* **Task directions**
Reproduce the records below in full and exactly, without their images.

Stored data
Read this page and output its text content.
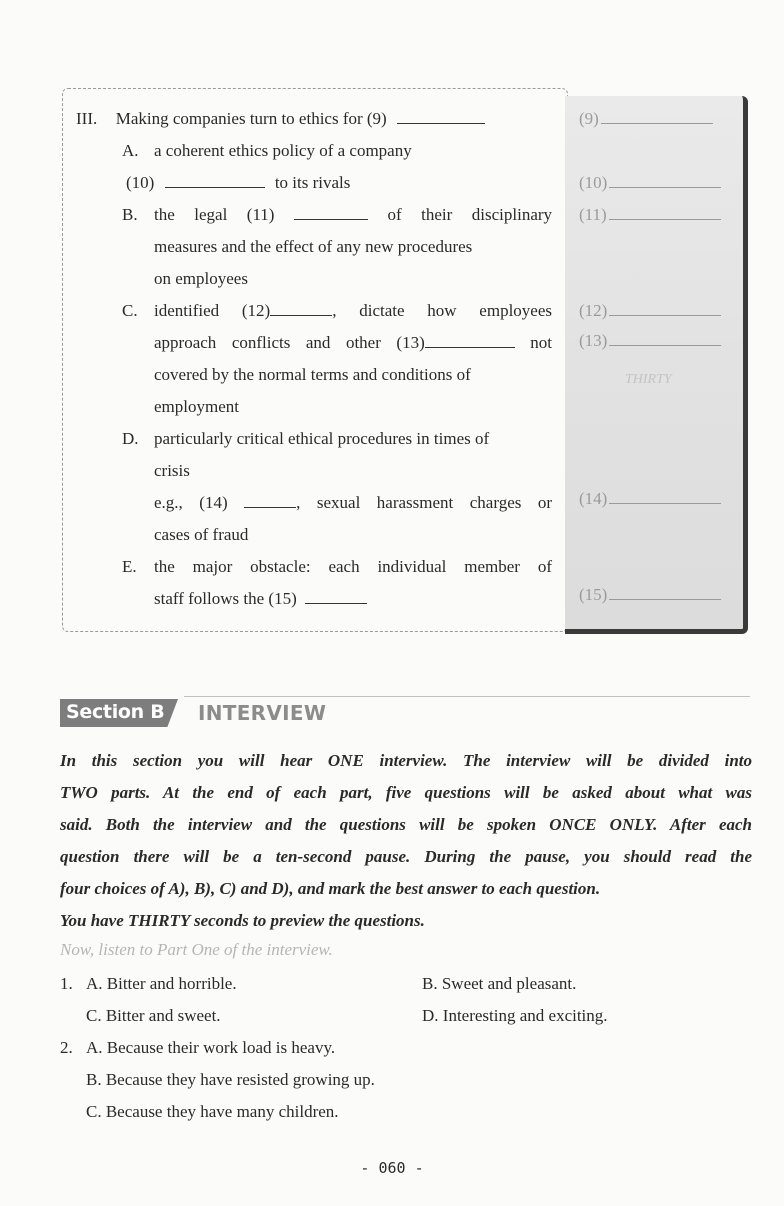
III. Making companies turn to ethics for (9)
A. a coherent ethics policy of a company
(10)	to its rivals
B. the legal (11)	of their disciplinary
measures and the effect of any new procedures
on employees
C. identified (12)	, dictate how employees
approach conflicts and other (13)	not
covered by the normal terms and conditions of
employment
D. particularly critical ethical procedures in times of
crisis
e.g., (14)	, sexual harassment charges or
cases of fraud
E. the major obstacle: each individual member of
staff follows the (15)
(9)
(10)
(11)
(12)
(13)
THIRTY
(14)
(15)
Section B INTERVIEW
In this section you will hear ONE interview. The interview will be divided into
TWO parts. At the end of each part, five questions will be asked about what was
said. Both the interview and the questions will be spoken ONCE ONLY. After each
question there will be a ten-second pause. During the pause, you should read the
four choices of A), B), C) and D), and mark the best answer to each question.
You have THIRTY seconds to preview the questions.
Now, listen to Part One of the interview.
1. A. Bitter and horrible.	B. Sweet and pleasant.
C. Bitter and sweet.	D. Interesting and exciting.
2. A. Because their work load is heavy.
B. Because they have resisted growing up.
C. Because they have many children.
- 060 -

* **Output**
Read this page and output its text content.
III. Making companies turn to ethics for (9)
A. a coherent ethics policy of a company
(10)	to its rivals
B. the legal (11)	of their disciplinary
measures and the effect of any new procedures
on employees
C. identified (12)	, dictate how employees
approach conflicts and other (13)	not
covered by the normal terms and conditions of
employment
D. particularly critical ethical procedures in times of
crisis
e.g., (14)	, sexual harassment charges or
cases of fraud
E. the major obstacle: each individual member of
staff follows the (15)
(9)
(10)
(11)
(12)
(13)
THIRTY
(14)
(15)
Section B INTERVIEW
In this section you will hear ONE interview. The interview will be divided into
TWO parts. At the end of each part, five questions will be asked about what was
said. Both the interview and the questions will be spoken ONCE ONLY. After each
question there will be a ten-second pause. During the pause, you should read the
four choices of A), B), C) and D), and mark the best answer to each question.
You have THIRTY seconds to preview the questions.
Now, listen to Part One of the interview.
1. A. Bitter and horrible.	B. Sweet and pleasant.
C. Bitter and sweet.	D. Interesting and exciting.
2. A. Because their work load is heavy.
B. Because they have resisted growing up.
C. Because they have many children.
- 060 -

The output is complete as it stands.